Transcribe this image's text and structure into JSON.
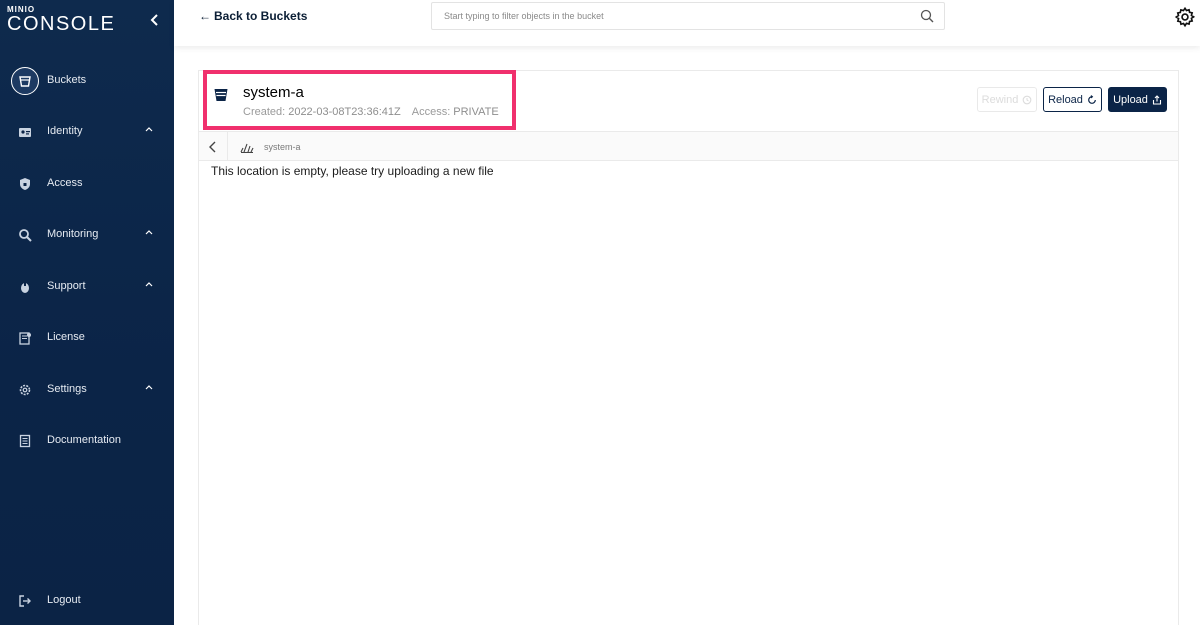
{
  "app": {
    "logo_small": "MINIO",
    "logo_large": "CONSOLE"
  },
  "sidebar": {
    "items": [
      {
        "label": "Buckets",
        "icon": "bucket-icon",
        "active": true
      },
      {
        "label": "Identity",
        "icon": "identity-card-icon",
        "expandable": true
      },
      {
        "label": "Access",
        "icon": "shield-icon"
      },
      {
        "label": "Monitoring",
        "icon": "magnifier-icon",
        "expandable": true
      },
      {
        "label": "Support",
        "icon": "support-icon",
        "expandable": true
      },
      {
        "label": "License",
        "icon": "license-icon"
      },
      {
        "label": "Settings",
        "icon": "gear-icon",
        "expandable": true
      },
      {
        "label": "Documentation",
        "icon": "document-icon"
      },
      {
        "label": "Logout",
        "icon": "logout-icon"
      }
    ]
  },
  "topbar": {
    "back_label": "Back to Buckets",
    "search_placeholder": "Start typing to filter objects in the bucket"
  },
  "bucket": {
    "name": "system-a",
    "created_label": "Created:",
    "created_value": "2022-03-08T23:36:41Z",
    "access_label": "Access:",
    "access_value": "PRIVATE"
  },
  "actions": {
    "rewind_label": "Rewind",
    "reload_label": "Reload",
    "upload_label": "Upload"
  },
  "breadcrumb": {
    "path": "system-a"
  },
  "content": {
    "empty_message": "This location is empty, please try uploading a new file"
  },
  "colors": {
    "sidebar_bg": "#0b2447",
    "highlight_border": "#f0306d",
    "primary_button": "#0b2447"
  }
}
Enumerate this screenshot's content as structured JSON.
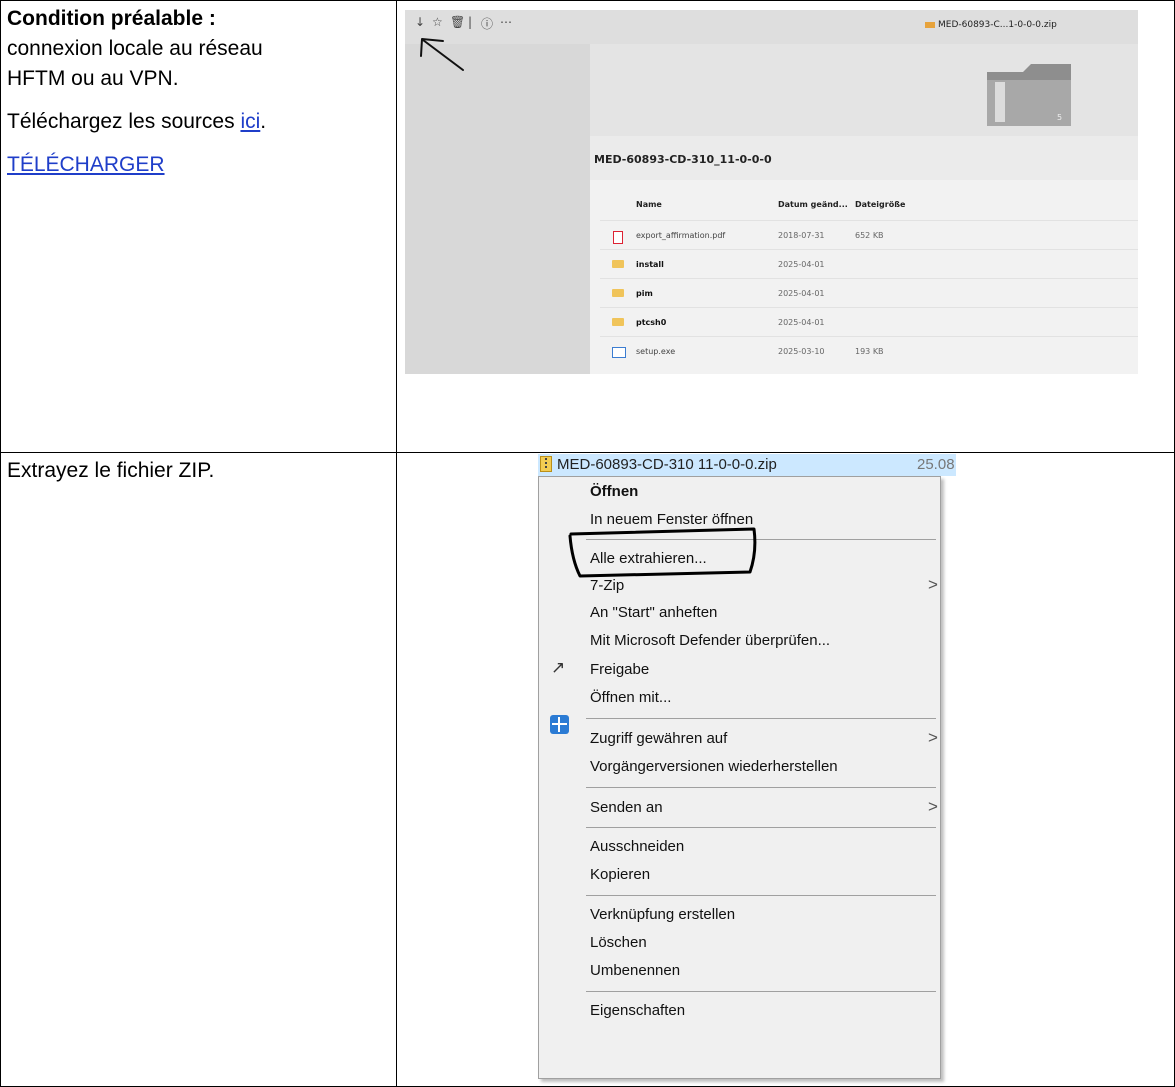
{
  "row1": {
    "heading": "Condition préalable :",
    "line1": "connexion locale au réseau",
    "line2": "HFTM ou au VPN.",
    "download_prefix": "Téléchargez les sources ",
    "download_link": "ici",
    "download_suffix": ".",
    "big_link": "TÉLÉCHARGER"
  },
  "screenshot1": {
    "toolbar_icons": [
      "download-icon",
      "star-icon",
      "trash-icon",
      "separator-icon",
      "info-icon",
      "more-icon"
    ],
    "zip_tab": "MED-60893-C...1-0-0-0.zip",
    "folder_title": "MED-60893-CD-310_11-0-0-0",
    "folder_badge": "5",
    "headers": {
      "name": "Name",
      "date": "Datum geänd...",
      "size": "Dateigröße"
    },
    "files": [
      {
        "name": "export_affirmation.pdf",
        "date": "2018-07-31",
        "size": "652 KB",
        "type": "pdf"
      },
      {
        "name": "install",
        "date": "2025-04-01",
        "size": "",
        "type": "folder"
      },
      {
        "name": "pim",
        "date": "2025-04-01",
        "size": "",
        "type": "folder"
      },
      {
        "name": "ptcsh0",
        "date": "2025-04-01",
        "size": "",
        "type": "folder"
      },
      {
        "name": "setup.exe",
        "date": "2025-03-10",
        "size": "193 KB",
        "type": "exe"
      }
    ]
  },
  "row2": {
    "text": "Extrayez le fichier ZIP."
  },
  "screenshot2": {
    "file_name": "MED-60893-CD-310 11-0-0-0.zip",
    "file_date": "25.08",
    "menu": [
      {
        "label": "Öffnen",
        "bold": true
      },
      {
        "label": "In neuem Fenster öffnen"
      },
      {
        "label": "Alle extrahieren..."
      },
      {
        "label": "7-Zip",
        "submenu": true
      },
      {
        "label": "An \"Start\" anheften"
      },
      {
        "label": "Mit Microsoft Defender überprüfen...",
        "icon": "defender-shield-icon"
      },
      {
        "label": "Freigabe",
        "icon": "share-icon"
      },
      {
        "label": "Öffnen mit..."
      },
      {
        "label": "Zugriff gewähren auf",
        "submenu": true
      },
      {
        "label": "Vorgängerversionen wiederherstellen"
      },
      {
        "label": "Senden an",
        "submenu": true
      },
      {
        "label": "Ausschneiden"
      },
      {
        "label": "Kopieren"
      },
      {
        "label": "Verknüpfung erstellen"
      },
      {
        "label": "Löschen"
      },
      {
        "label": "Umbenennen"
      },
      {
        "label": "Eigenschaften"
      }
    ]
  }
}
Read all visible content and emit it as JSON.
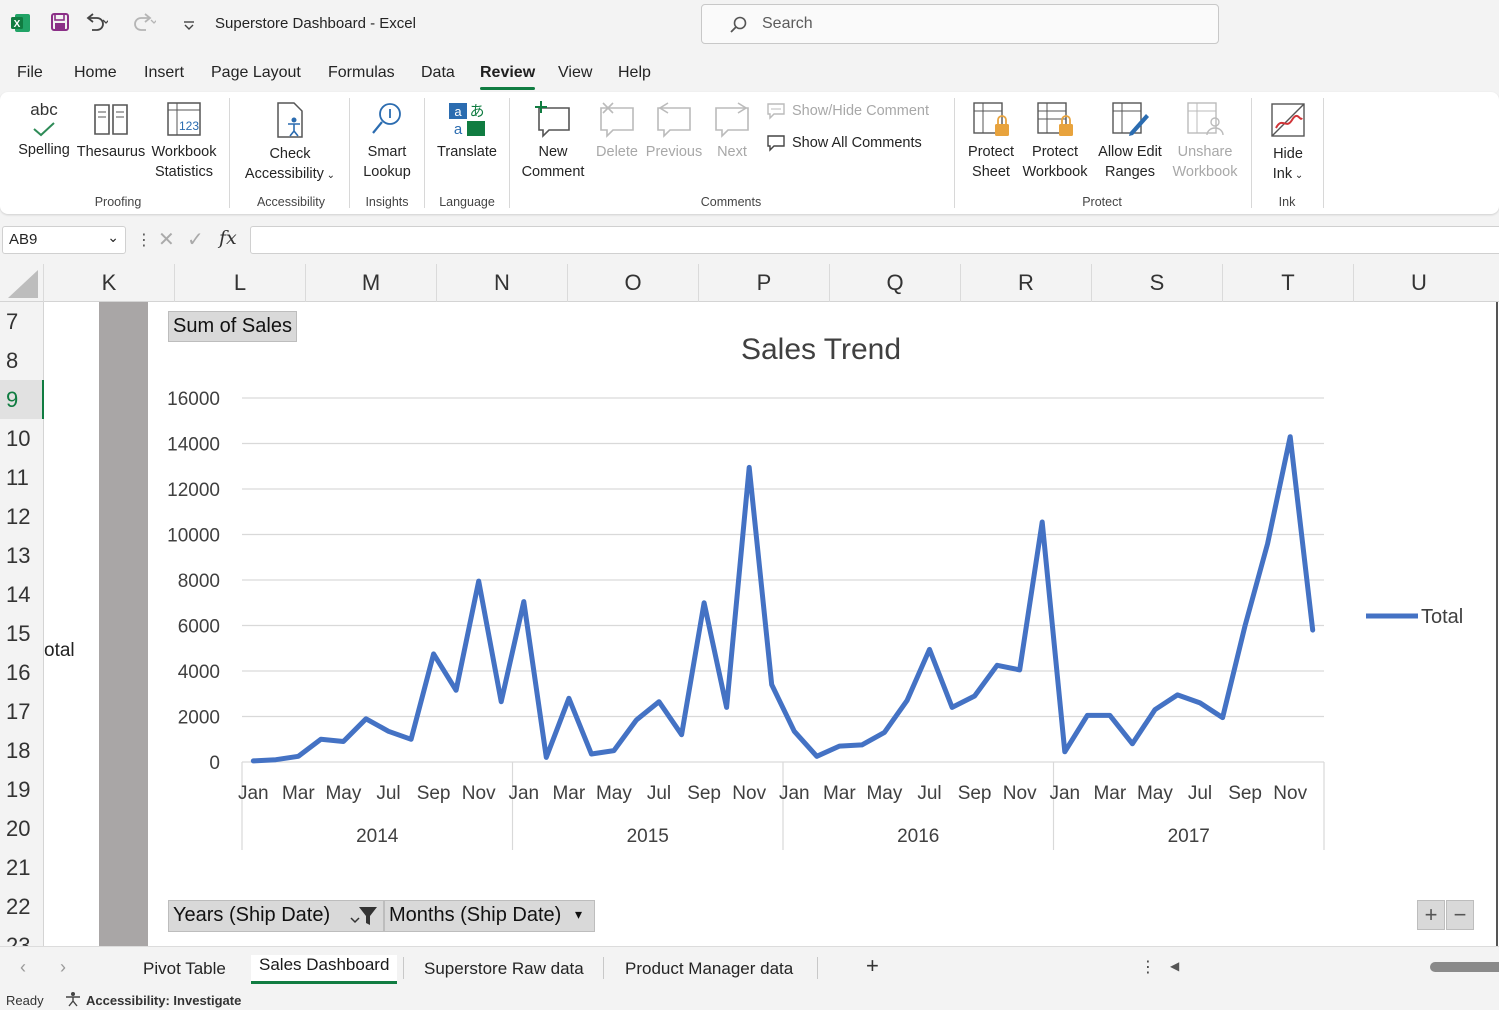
{
  "app": {
    "title": "Superstore Dashboard  -  Excel",
    "search_placeholder": "Search"
  },
  "menu_tabs": [
    "File",
    "Home",
    "Insert",
    "Page Layout",
    "Formulas",
    "Data",
    "Review",
    "View",
    "Help"
  ],
  "active_tab": "Review",
  "ribbon": {
    "proofing": {
      "label": "Proofing",
      "spelling": "Spelling",
      "thesaurus": "Thesaurus",
      "workbook_stats_1": "Workbook",
      "workbook_stats_2": "Statistics",
      "abc": "abc"
    },
    "accessibility": {
      "label": "Accessibility",
      "check_1": "Check",
      "check_2": "Accessibility"
    },
    "insights": {
      "label": "Insights",
      "smart_1": "Smart",
      "smart_2": "Lookup"
    },
    "language": {
      "label": "Language",
      "translate": "Translate"
    },
    "comments": {
      "label": "Comments",
      "new_1": "New",
      "new_2": "Comment",
      "delete": "Delete",
      "previous": "Previous",
      "next": "Next",
      "show_hide": "Show/Hide Comment",
      "show_all": "Show All Comments"
    },
    "protect": {
      "label": "Protect",
      "sheet_1": "Protect",
      "sheet_2": "Sheet",
      "workbook_1": "Protect",
      "workbook_2": "Workbook",
      "allow_1": "Allow Edit",
      "allow_2": "Ranges",
      "unshare_1": "Unshare",
      "unshare_2": "Workbook"
    },
    "ink": {
      "label": "Ink",
      "hide_1": "Hide",
      "hide_2": "Ink"
    }
  },
  "formula_bar": {
    "name_box": "AB9",
    "fx": "fx",
    "value": ""
  },
  "columns": [
    "K",
    "L",
    "M",
    "N",
    "O",
    "P",
    "Q",
    "R",
    "S",
    "T",
    "U"
  ],
  "rows": [
    "7",
    "8",
    "9",
    "10",
    "11",
    "12",
    "13",
    "14",
    "15",
    "16",
    "17",
    "18",
    "19",
    "20",
    "21",
    "22",
    "23"
  ],
  "active_row": "9",
  "cut_label": "otal",
  "pivot": {
    "values_button": "Sum of Sales",
    "years_button": "Years (Ship Date)",
    "months_button": "Months (Ship Date)",
    "plus": "+",
    "minus": "−"
  },
  "chart_data": {
    "type": "line",
    "title": "Sales Trend",
    "ylim": [
      0,
      16000
    ],
    "yticks": [
      0,
      2000,
      4000,
      6000,
      8000,
      10000,
      12000,
      14000,
      16000
    ],
    "month_tick_labels": [
      "Jan",
      "Mar",
      "May",
      "Jul",
      "Sep",
      "Nov"
    ],
    "years": [
      "2014",
      "2015",
      "2016",
      "2017"
    ],
    "legend": "Total",
    "legend_position": "right",
    "line_color": "#4472c4",
    "series": [
      {
        "name": "Total",
        "values": [
          50,
          100,
          250,
          1000,
          900,
          1900,
          1350,
          1000,
          4750,
          3150,
          7950,
          2650,
          7050,
          200,
          2800,
          350,
          500,
          1850,
          2650,
          1200,
          7000,
          2400,
          12950,
          3400,
          1350,
          250,
          700,
          750,
          1300,
          2700,
          4950,
          2400,
          2900,
          4250,
          4050,
          10550,
          450,
          2050,
          2050,
          800,
          2300,
          2950,
          2600,
          1950,
          6000,
          9600,
          14300,
          5800
        ]
      }
    ]
  },
  "sheet_tabs": [
    "Pivot Table",
    "Sales Dashboard",
    "Superstore Raw data",
    "Product Manager data"
  ],
  "active_sheet": "Sales Dashboard",
  "status": {
    "ready": "Ready",
    "accessibility": "Accessibility: Investigate"
  }
}
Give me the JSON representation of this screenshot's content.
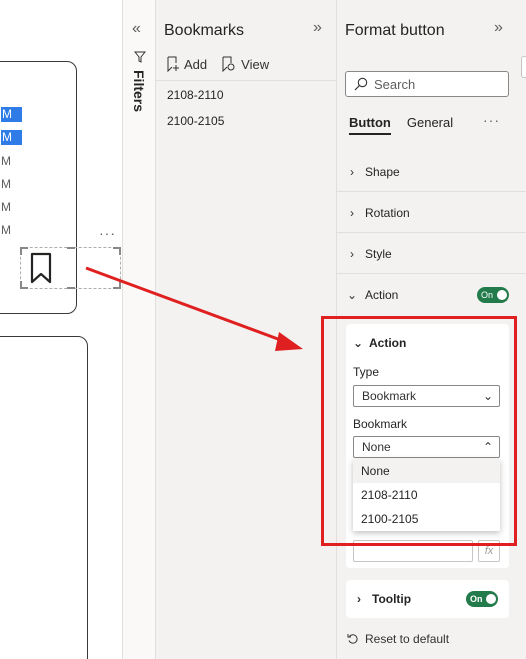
{
  "canvas": {
    "rows": [
      {
        "text": "M",
        "selected": true
      },
      {
        "text": "M",
        "selected": true
      },
      {
        "text": "M",
        "selected": false
      },
      {
        "text": "M",
        "selected": false
      },
      {
        "text": "M",
        "selected": false
      },
      {
        "text": "M",
        "selected": false
      }
    ],
    "more_icon": "more-options-icon",
    "selected_visual_icon": "bookmark-icon"
  },
  "filters": {
    "label": "Filters",
    "collapse_icon": "chevron-double-left-icon"
  },
  "bookmarks": {
    "title": "Bookmarks",
    "expand_icon": "chevron-double-right-icon",
    "add_label": "Add",
    "view_label": "View",
    "items": [
      "2108-2110",
      "2100-2105"
    ]
  },
  "format": {
    "title": "Format button",
    "search_placeholder": "Search",
    "tabs": [
      "Button",
      "General"
    ],
    "active_tab": "Button",
    "sections": [
      "Shape",
      "Rotation",
      "Style",
      "Action"
    ],
    "action_toggle": "On",
    "action_card": {
      "header": "Action",
      "type_label": "Type",
      "type_value": "Bookmark",
      "bookmark_label": "Bookmark",
      "bookmark_value": "None",
      "options": [
        "None",
        "2108-2110",
        "2100-2105"
      ]
    },
    "tooltip_label": "Tooltip",
    "tooltip_toggle": "On",
    "reset_label": "Reset to default"
  },
  "colors": {
    "accent_toggle": "#237b4b",
    "selection_blue": "#2f7ce8",
    "annotation_red": "#e02020"
  }
}
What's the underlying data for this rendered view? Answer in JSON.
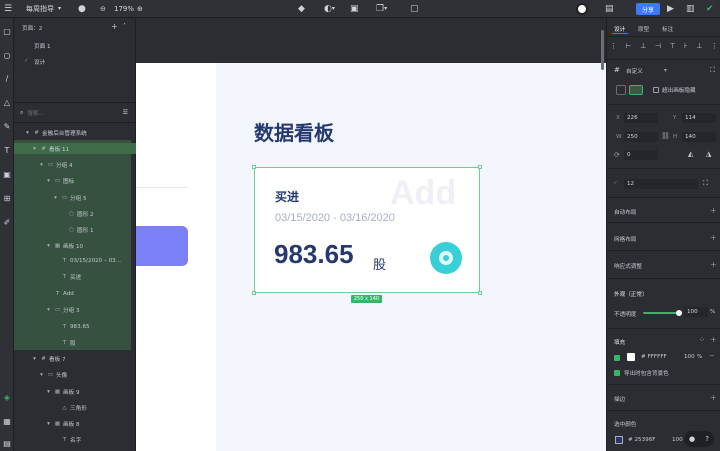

•••••

Task objective
Scan the listing above for the word "options" and copy every line that holds it.

Exercise solution
    "more_icon": "more-options-icon",
      "options": [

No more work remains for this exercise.